From the entries below, please gather each line containing the string "Lower".

> [Record set]:

·····

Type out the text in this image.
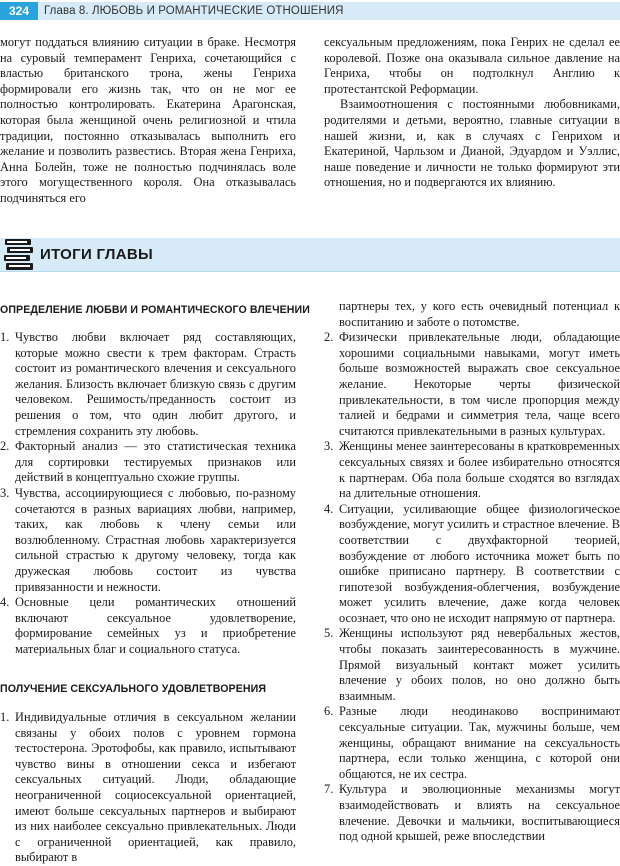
324	Глава 8. ЛЮБОВЬ И РОМАНТИЧЕСКИЕ ОТНОШЕНИЯ

могут поддаться влиянию ситуации в браке. Несмотря на суровый темперамент Генриха, сочетающийся с властью британского трона, жены Генриха формировали его жизнь так, что он не мог ее полностью контролировать. Екатерина Арагонская, которая была женщиной очень религиозной и чтила традиции, постоянно отказывалась выполнить его желание и позволить развестись. Вторая жена Генриха, Анна Болейн, тоже не полностью подчинялась воле этого могущественного короля. Она отказывалась подчиняться его

сексуальным предложениям, пока Генрих не сделал ее королевой. Позже она оказывала сильное давление на Генриха, чтобы он подтолкнул Англию к протестантской Реформации.

Взаимоотношения с постоянными любовниками, родителями и детьми, вероятно, главные ситуации в нашей жизни, и, как в случаях с Генрихом и Екатериной, Чарльзом и Дианой, Эдуардом и Уэллис, наше поведение и личности не только формируют эти отношения, но и подвергаются их влиянию.

ИТОГИ ГЛАВЫ
ОПРЕДЕЛЕНИЕ ЛЮБВИ И РОМАНТИЧЕСКОГО ВЛЕЧЕНИИ
1. Чувство любви включает ряд составляющих, которые можно свести к трем факторам. Страсть состоит из романтического влечения и сексуального желания. Близость включает близкую связь с другим человеком. Решимость/преданность состоит из решения о том, что один любит другого, и стремления сохранить эту любовь.
2. Факторный анализ — это статистическая техника для сортировки тестируемых признаков или действий в концептуально схожие группы.
3. Чувства, ассоциирующиеся с любовью, по-разному сочетаются в разных вариациях любви, например, таких, как любовь к члену семьи или возлюбленному. Страстная любовь характеризуется сильной страстью к другому человеку, тогда как дружеская любовь состоит из чувства привязанности и нежности.
4. Основные цели романтических отношений включают сексуальное удовлетворение, формирование семейных уз и приобретение материальных благ и социального статуса.
ПОЛУЧЕНИЕ СЕКСУАЛЬНОГО УДОВЛЕТВОРЕНИЯ
1. Индивидуальные отличия в сексуальном желании связаны у обоих полов с уровнем гормона тестостерона. Эротофобы, как правило, испытывают чувство вины в отношении секса и избегают сексуальных ситуаций. Люди, обладающие неограниченной социосексуальной ориентацией, имеют больше сексуальных партнеров и выбирают из них наиболее сексуально привлекательных. Люди с ограниченной ориентацией, как правило, выбирают в
партнеры тех, у кого есть очевидный потенциал к воспитанию и заботе о потомстве.
2. Физически привлекательные люди, обладающие хорошими социальными навыками, могут иметь больше возможностей выражать свое сексуальное желание. Некоторые черты физической привлекательности, в том числе пропорция между талией и бедрами и симметрия тела, чаще всего считаются привлекательными в разных культурах.
3. Женщины менее заинтересованы в кратковременных сексуальных связях и более избирательно относятся к партнерам. Оба пола больше сходятся во взглядах на длительные отношения.
4. Ситуации, усиливающие общее физиологическое возбуждение, могут усилить и страстное влечение. В соответствии с двухфакторной теорией, возбуждение от любого источника может быть по ошибке приписано партнеру. В соответствии с гипотезой возбуждения-облегчения, возбуждение может усилить влечение, даже когда человек осознает, что оно не исходит напрямую от партнера.
5. Женщины используют ряд невербальных жестов, чтобы показать заинтересованность в мужчине. Прямой визуальный контакт может усилить влечение у обоих полов, но оно должно быть взаимным.
6. Разные люди неодинаково воспринимают сексуальные ситуации. Так, мужчины больше, чем женщины, обращают внимание на сексуальность партнера, если только женщина, с которой они общаются, не их сестра.
7. Культура и эволюционные механизмы могут взаимодействовать и влиять на сексуальное влечение. Девочки и мальчики, воспитывающиеся под одной крышей, реже впоследствии
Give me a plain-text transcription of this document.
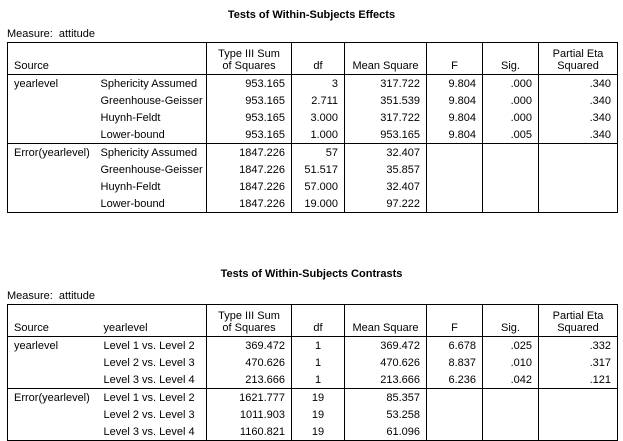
Tests of Within-Subjects Effects
Measure: attitude
Source		Type III Sum
of Squares	df	Mean Square	F	Sig.	Partial Eta
Squared
yearlevel	Sphericity Assumed	953.165	3	317.722	9.804	.000	.340
	Greenhouse-Geisser	953.165	2.711	351.539	9.804	.000	.340
	Huynh-Feldt	953.165	3.000	317.722	9.804	.000	.340
	Lower-bound	953.165	1.000	953.165	9.804	.005	.340
Error(yearlevel)	Sphericity Assumed	1847.226	57	32.407			
	Greenhouse-Geisser	1847.226	51.517	35.857			
	Huynh-Feldt	1847.226	57.000	32.407			
	Lower-bound	1847.226	19.000	97.222			
Tests of Within-Subjects Contrasts
Measure: attitude
Source	yearlevel	Type III Sum
of Squares	df	Mean Square	F	Sig.	Partial Eta
Squared
yearlevel	Level 1 vs. Level 2	369.472	1	369.472	6.678	.025	.332
	Level 2 vs. Level 3	470.626	1	470.626	8.837	.010	.317
	Level 3 vs. Level 4	213.666	1	213.666	6.236	.042	.121
Error(yearlevel)	Level 1 vs. Level 2	1621.777	19	85.357			
	Level 2 vs. Level 3	1011.903	19	53.258			
	Level 3 vs. Level 4	1160.821	19	61.096			
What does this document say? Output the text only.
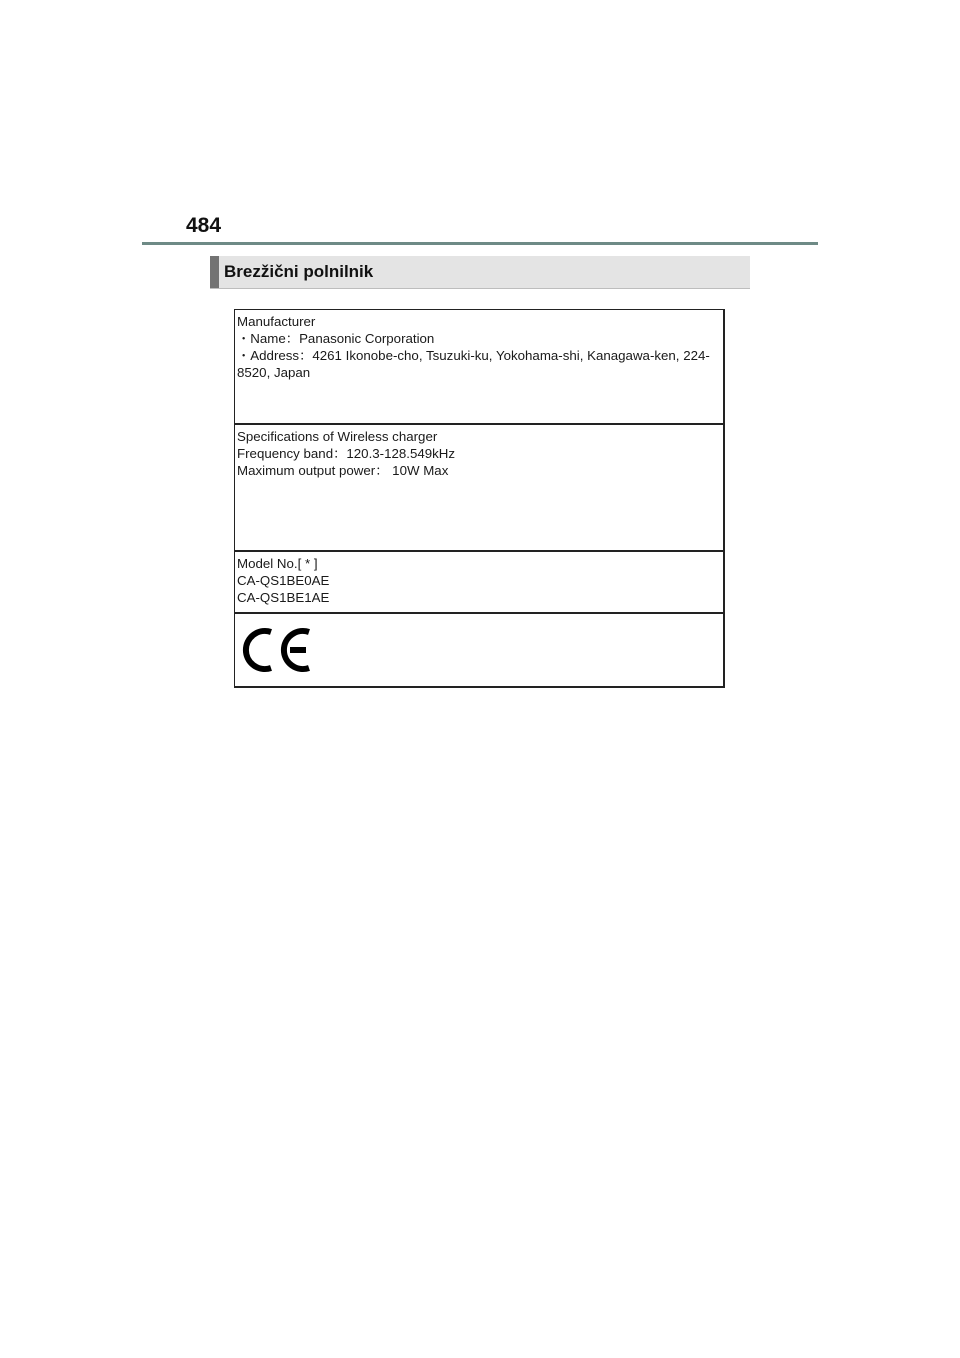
484
Brezžični polnilnik
Manufacturer
・Name：Panasonic Corporation
・Address：4261 Ikonobe-cho, Tsuzuki-ku, Yokohama-shi, Kanagawa-ken, 224-8520, Japan
Specifications of Wireless charger
Frequency band：120.3-128.549kHz
Maximum output power： 10W Max
Model No.[ * ]
CA-QS1BE0AE
CA-QS1BE1AE
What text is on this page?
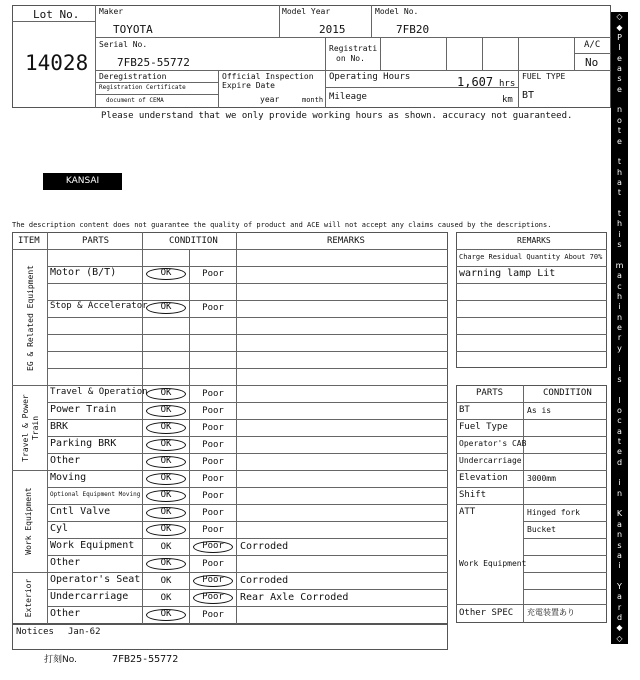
Lot No.
14028
Maker
TOYOTA
Model Year
2015
Model No.
7FB20
Serial No.
7FB25-55772
Registrati
on No.
A/C
No
Deregistration
Registration Certificate
document of CEMA
Official Inspection
Expire Date
year	month
Operating Hours	1,607 hrs
Mileage	km
FUEL TYPE
BT
Please understand that we only provide working hours as shown. accuracy not guaranteed.
KANSAI
The description content does not guarantee the quality of product and ACE will not accept any claims caused by the descriptions.
ITEM	PARTS	CONDITION	REMARKS
EG & Related Equipment
Travel & Power Train
Work Equipment
Exterior
Motor (B/T)	OK	Poor
Stop & Accelerator	OK	Poor
Travel & Operation	OK	Poor
Power Train	OK	Poor
BRK	OK	Poor
Parking BRK	OK	Poor
Other	OK	Poor
Moving	OK	Poor
Optional Equipment Moving	OK	Poor
Cntl Valve	OK	Poor
Cyl	OK	Poor
Work Equipment	OK	Poor	Corroded
Other	OK	Poor
Operator's Seat	OK	Poor	Corroded
Undercarriage	OK	Poor	Rear Axle Corroded
Other	OK	Poor
Notices Jan-62
REMARKS
Charge Residual Quantity About 70%
warning lamp Lit
PARTS	CONDITION
BT	As is
Fuel Type
Operator's CAB
Undercarriage
Elevation 3000mm
Shift
ATT	Hinged fork
Bucket
Work Equipment
Other SPEC 充電装置あり
打刻No.	7FB25-55772
◇
◆
P
l
e
a
s
e
n
o
t
e
t
h
a
t
t
h
i
s
m
a
c
h
i
n
e
r
y
i
s
l
o
c
a
t
e
d
i
n
K
a
n
s
a
i
Y
a
r
d
◆
◇
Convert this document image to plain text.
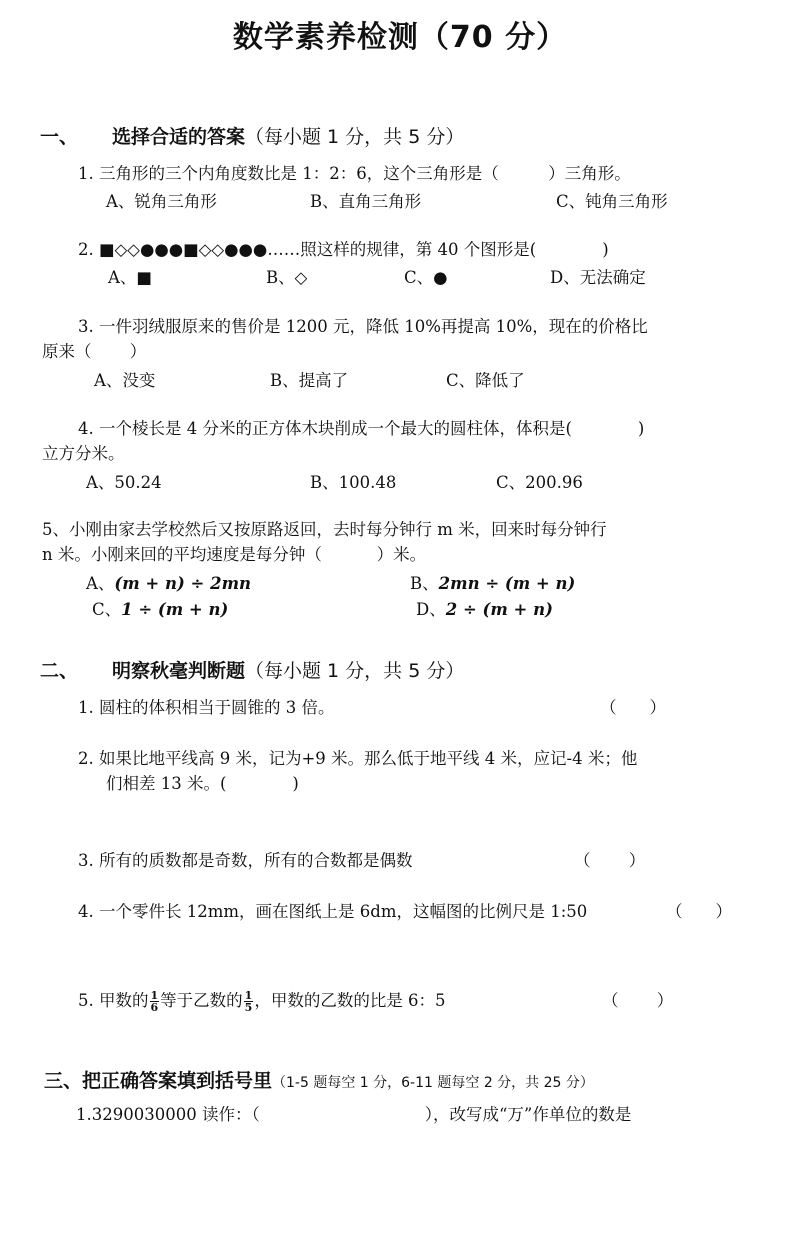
数学素养检测（70 分）
一、 选择合适的答案（每小题 1 分，共 5 分）
1. 三角形的三个内角度数比是 1：2：6，这个三角形是（　　　）三角形。
A、锐角三角形	B、直角三角形	C、钝角三角形
2. ■◇◇●●●■◇◇●●●……照这样的规律，第 40 个图形是(　　　　)
A、■	B、◇	C、●	D、无法确定
3. 一件羽绒服原来的售价是 1200 元，降低 10%再提高 10%，现在的价格比
原来（　　 ）
A、没变	B、提高了	C、降低了
4. 一个棱长是 4 分米的正方体木块削成一个最大的圆柱体，体积是(　　　　)
立方分米。
A、50.24	B、100.48	C、200.96
5、小刚由家去学校然后又按原路返回，去时每分钟行 m 米，回来时每分钟行
n 米。小刚来回的平均速度是每分钟（　　　 ）米。
A、(m + n) ÷ 2mn	B、2mn ÷ (m + n)
C、1 ÷ (m + n)	D、2 ÷ (m + n)
二、 明察秋毫判断题（每小题 1 分，共 5 分）
1. 圆柱的体积相当于圆锥的 3 倍。	（　　）
2. 如果比地平线高 9 米，记为+9 米。那么低于地平线 4 米，应记-4 米；他
们相差 13 米。(　　　　)
3. 所有的质数都是奇数，所有的合数都是偶数	（　　 ）
4. 一个零件长 12mm，画在图纸上是 6dm，这幅图的比例尺是 1:50	（　　）
5. 甲数的 $\frac{1}{6}$ 等于乙数的 $\frac{1}{5}$ ，甲数的乙数的比是 6：5	（　　 ）
三、把正确答案填到括号里（1-5 题每空 1 分，6-11 题每空 2 分，共 25 分）
1.3290030000 读作：（　　　　　　　　　　	），改写成“万”作单位的数是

·····

> [Exercise result]:
	Lower-bound	953.165	1.000	953.165	9.804	.005	.340
	Lower-bound	1847.226	19.000	97.222			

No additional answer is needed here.